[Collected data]
:::::

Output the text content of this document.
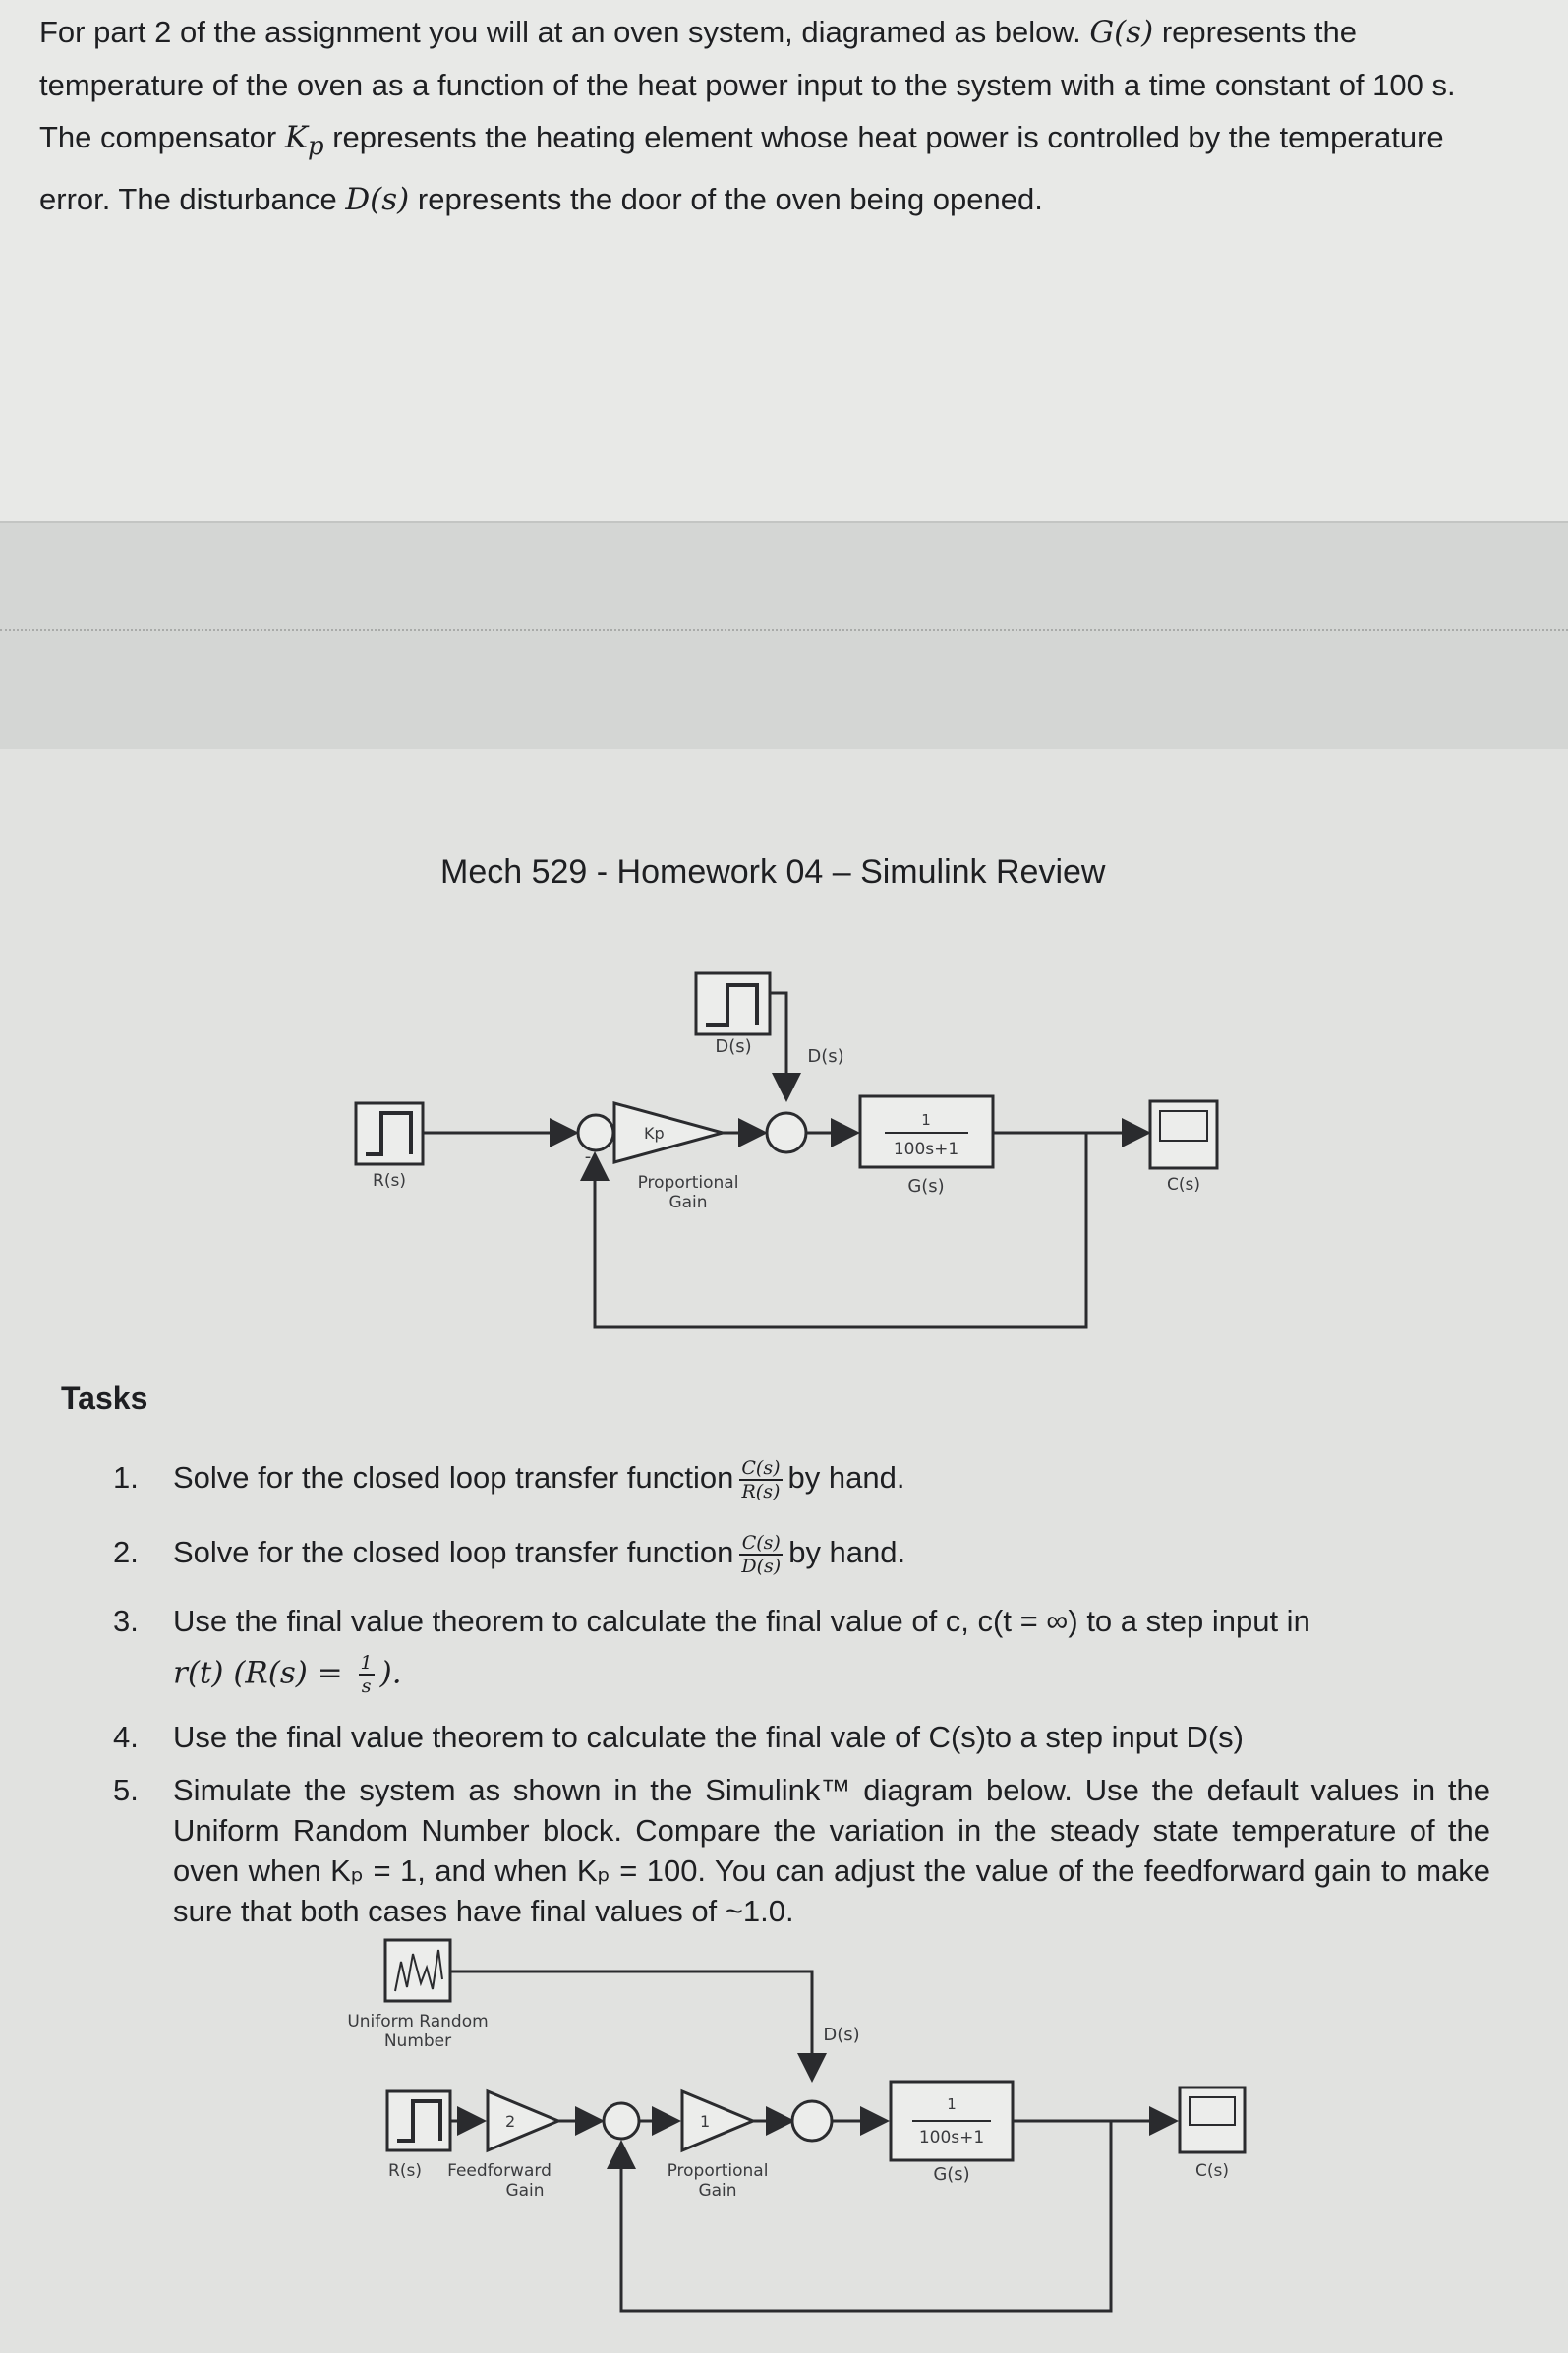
For part 2 of the assignment you will at an oven system, diagramed as below. G(s) represents the temperature of the oven as a function of the heat power input to the system with a time constant of 100 s. The compensator $K_p$ represents the heating element whose heat power is controlled by the temperature error. The disturbance D(s) represents the door of the oven being opened.

Mech 529 - Homework 04 – Simulink Review
D(s)	D(s)
R(s)
Kp
Proportional
Gain
-
1
100s+1
G(s)	C(s)
Tasks
1.	Solve for the closed loop transfer function $\frac{C(s)}{R(s)}$ by hand.
2.	Solve for the closed loop transfer function $\frac{C(s)}{D(s)}$ by hand.
3.	Use the final value theorem to calculate the final value of c, c(t = ∞) to a step input in
r(t) ($R(s) = \frac{1}{s}$ ).
4.	Use the final value theorem to calculate the final vale of C(s)to a step input D(s)
5.	Simulate the system as shown in the Simulink™ diagram below. Use the default values in the Uniform Random Number block. Compare the variation in the steady state temperature of the oven when Kₚ = 1, and when Kₚ = 100. You can adjust the value of the feedforward gain to make sure that both cases have final values of ~1.0.
Uniform Random
Number	D(s)
R(s)
2
Feedforward
Gain
1
Proportional
Gain
1
100s+1
G(s)	C(s)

:::::

Problem requirements >> Gather from the data above every line with the string "step".

Right answer >>
3.	Use the final value theorem to calculate the final value of c, c(t = ∞) to a step input in
4.	Use the final value theorem to calculate the final vale of C(s)to a step input D(s)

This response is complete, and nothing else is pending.